→ **Exercise instructions**: Omit the pictures and output every entry below exactly as written.

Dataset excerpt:

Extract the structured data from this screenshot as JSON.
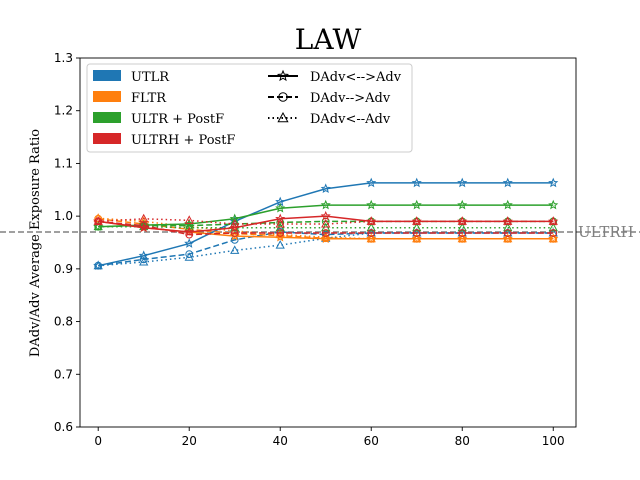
{
  "chart_data": {
    "type": "line",
    "title": "LAW",
    "xlabel": "",
    "ylabel": "DAdv/Adv Average Exposure Ratio",
    "xlim": [
      -4,
      105
    ],
    "ylim": [
      0.6,
      1.3
    ],
    "x_ticks": [
      0,
      20,
      40,
      60,
      80,
      100
    ],
    "y_ticks": [
      "0.6",
      "0.7",
      "0.8",
      "0.9",
      "1.0",
      "1.1",
      "1.2",
      "1.3"
    ],
    "y_tick_values": [
      0.6,
      0.7,
      0.8,
      0.9,
      1.0,
      1.1,
      1.2,
      1.3
    ],
    "x": [
      0,
      10,
      20,
      30,
      40,
      50,
      60,
      70,
      80,
      90,
      100
    ],
    "reference_line": {
      "value": 0.97,
      "label": "ULTRH",
      "color": "#808080"
    },
    "colors": {
      "UTLR": "#1f77b4",
      "FLTR": "#ff7f0e",
      "ULTR + PostF": "#2ca02c",
      "ULTRH + PostF": "#d62728"
    },
    "models": [
      "UTLR",
      "FLTR",
      "ULTR + PostF",
      "ULTRH + PostF"
    ],
    "line_styles": [
      "DAdv<-->Adv",
      "DAdv-->Adv",
      "DAdv<--Adv"
    ],
    "legend": {
      "position": "upper-left",
      "models": [
        "UTLR",
        "FLTR",
        "ULTR + PostF",
        "ULTRH + PostF"
      ],
      "styles": [
        "DAdv<-->Adv",
        "DAdv-->Adv",
        "DAdv<--Adv"
      ]
    },
    "series": [
      {
        "model": "UTLR",
        "style": "DAdv<-->Adv",
        "values": [
          0.906,
          0.925,
          0.948,
          0.99,
          1.027,
          1.052,
          1.063,
          1.063,
          1.063,
          1.063,
          1.063
        ]
      },
      {
        "model": "UTLR",
        "style": "DAdv-->Adv",
        "values": [
          0.906,
          0.918,
          0.928,
          0.955,
          0.97,
          0.965,
          0.968,
          0.968,
          0.968,
          0.968,
          0.968
        ]
      },
      {
        "model": "UTLR",
        "style": "DAdv<--Adv",
        "values": [
          0.906,
          0.913,
          0.922,
          0.935,
          0.945,
          0.958,
          0.968,
          0.968,
          0.968,
          0.968,
          0.968
        ]
      },
      {
        "model": "FLTR",
        "style": "DAdv<-->Adv",
        "values": [
          0.99,
          0.978,
          0.97,
          0.962,
          0.96,
          0.957,
          0.957,
          0.957,
          0.957,
          0.957,
          0.957
        ]
      },
      {
        "model": "FLTR",
        "style": "DAdv-->Adv",
        "values": [
          0.995,
          0.985,
          0.975,
          0.967,
          0.963,
          0.958,
          0.957,
          0.957,
          0.957,
          0.957,
          0.957
        ]
      },
      {
        "model": "FLTR",
        "style": "DAdv<--Adv",
        "values": [
          0.996,
          0.99,
          0.98,
          0.972,
          0.965,
          0.96,
          0.957,
          0.957,
          0.957,
          0.957,
          0.957
        ]
      },
      {
        "model": "ULTR + PostF",
        "style": "DAdv<-->Adv",
        "values": [
          0.98,
          0.983,
          0.985,
          0.995,
          1.015,
          1.021,
          1.021,
          1.021,
          1.021,
          1.021,
          1.021
        ]
      },
      {
        "model": "ULTR + PostF",
        "style": "DAdv-->Adv",
        "values": [
          0.98,
          0.982,
          0.982,
          0.985,
          0.988,
          0.99,
          0.99,
          0.99,
          0.99,
          0.99,
          0.99
        ]
      },
      {
        "model": "ULTR + PostF",
        "style": "DAdv<--Adv",
        "values": [
          0.98,
          0.98,
          0.978,
          0.978,
          0.978,
          0.978,
          0.978,
          0.978,
          0.978,
          0.978,
          0.978
        ]
      },
      {
        "model": "ULTRH + PostF",
        "style": "DAdv<-->Adv",
        "values": [
          0.99,
          0.978,
          0.97,
          0.978,
          0.995,
          1.0,
          0.99,
          0.99,
          0.99,
          0.99,
          0.99
        ]
      },
      {
        "model": "ULTRH + PostF",
        "style": "DAdv-->Adv",
        "values": [
          0.99,
          0.982,
          0.965,
          0.968,
          0.968,
          0.968,
          0.968,
          0.968,
          0.968,
          0.968,
          0.968
        ]
      },
      {
        "model": "ULTRH + PostF",
        "style": "DAdv<--Adv",
        "values": [
          0.99,
          0.995,
          0.992,
          0.985,
          0.985,
          0.985,
          0.99,
          0.99,
          0.99,
          0.99,
          0.99
        ]
      }
    ]
  }
}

→ **The response**:
Extract the structured data from this screenshot as JSON.
{
  "chart_data": {
    "type": "line",
    "title": "LAW",
    "xlabel": "",
    "ylabel": "DAdv/Adv Average Exposure Ratio",
    "xlim": [
      -4,
      105
    ],
    "ylim": [
      0.6,
      1.3
    ],
    "x_ticks": [
      0,
      20,
      40,
      60,
      80,
      100
    ],
    "y_ticks": [
      "0.6",
      "0.7",
      "0.8",
      "0.9",
      "1.0",
      "1.1",
      "1.2",
      "1.3"
    ],
    "y_tick_values": [
      0.6,
      0.7,
      0.8,
      0.9,
      1.0,
      1.1,
      1.2,
      1.3
    ],
    "x": [
      0,
      10,
      20,
      30,
      40,
      50,
      60,
      70,
      80,
      90,
      100
    ],
    "reference_line": {
      "value": 0.97,
      "label": "ULTRH",
      "color": "#808080"
    },
    "colors": {
      "UTLR": "#1f77b4",
      "FLTR": "#ff7f0e",
      "ULTR + PostF": "#2ca02c",
      "ULTRH + PostF": "#d62728"
    },
    "models": [
      "UTLR",
      "FLTR",
      "ULTR + PostF",
      "ULTRH + PostF"
    ],
    "line_styles": [
      "DAdv<-->Adv",
      "DAdv-->Adv",
      "DAdv<--Adv"
    ],
    "legend": {
      "position": "upper-left",
      "models": [
        "UTLR",
        "FLTR",
        "ULTR + PostF",
        "ULTRH + PostF"
      ],
      "styles": [
        "DAdv<-->Adv",
        "DAdv-->Adv",
        "DAdv<--Adv"
      ]
    },
    "series": [
      {
        "model": "UTLR",
        "style": "DAdv<-->Adv",
        "values": [
          0.906,
          0.925,
          0.948,
          0.99,
          1.027,
          1.052,
          1.063,
          1.063,
          1.063,
          1.063,
          1.063
        ]
      },
      {
        "model": "UTLR",
        "style": "DAdv-->Adv",
        "values": [
          0.906,
          0.918,
          0.928,
          0.955,
          0.97,
          0.965,
          0.968,
          0.968,
          0.968,
          0.968,
          0.968
        ]
      },
      {
        "model": "UTLR",
        "style": "DAdv<--Adv",
        "values": [
          0.906,
          0.913,
          0.922,
          0.935,
          0.945,
          0.958,
          0.968,
          0.968,
          0.968,
          0.968,
          0.968
        ]
      },
      {
        "model": "FLTR",
        "style": "DAdv<-->Adv",
        "values": [
          0.99,
          0.978,
          0.97,
          0.962,
          0.96,
          0.957,
          0.957,
          0.957,
          0.957,
          0.957,
          0.957
        ]
      },
      {
        "model": "FLTR",
        "style": "DAdv-->Adv",
        "values": [
          0.995,
          0.985,
          0.975,
          0.967,
          0.963,
          0.958,
          0.957,
          0.957,
          0.957,
          0.957,
          0.957
        ]
      },
      {
        "model": "FLTR",
        "style": "DAdv<--Adv",
        "values": [
          0.996,
          0.99,
          0.98,
          0.972,
          0.965,
          0.96,
          0.957,
          0.957,
          0.957,
          0.957,
          0.957
        ]
      },
      {
        "model": "ULTR + PostF",
        "style": "DAdv<-->Adv",
        "values": [
          0.98,
          0.983,
          0.985,
          0.995,
          1.015,
          1.021,
          1.021,
          1.021,
          1.021,
          1.021,
          1.021
        ]
      },
      {
        "model": "ULTR + PostF",
        "style": "DAdv-->Adv",
        "values": [
          0.98,
          0.982,
          0.982,
          0.985,
          0.988,
          0.99,
          0.99,
          0.99,
          0.99,
          0.99,
          0.99
        ]
      },
      {
        "model": "ULTR + PostF",
        "style": "DAdv<--Adv",
        "values": [
          0.98,
          0.98,
          0.978,
          0.978,
          0.978,
          0.978,
          0.978,
          0.978,
          0.978,
          0.978,
          0.978
        ]
      },
      {
        "model": "ULTRH + PostF",
        "style": "DAdv<-->Adv",
        "values": [
          0.99,
          0.978,
          0.97,
          0.978,
          0.995,
          1.0,
          0.99,
          0.99,
          0.99,
          0.99,
          0.99
        ]
      },
      {
        "model": "ULTRH + PostF",
        "style": "DAdv-->Adv",
        "values": [
          0.99,
          0.982,
          0.965,
          0.968,
          0.968,
          0.968,
          0.968,
          0.968,
          0.968,
          0.968,
          0.968
        ]
      },
      {
        "model": "ULTRH + PostF",
        "style": "DAdv<--Adv",
        "values": [
          0.99,
          0.995,
          0.992,
          0.985,
          0.985,
          0.985,
          0.99,
          0.99,
          0.99,
          0.99,
          0.99
        ]
      }
    ]
  }
}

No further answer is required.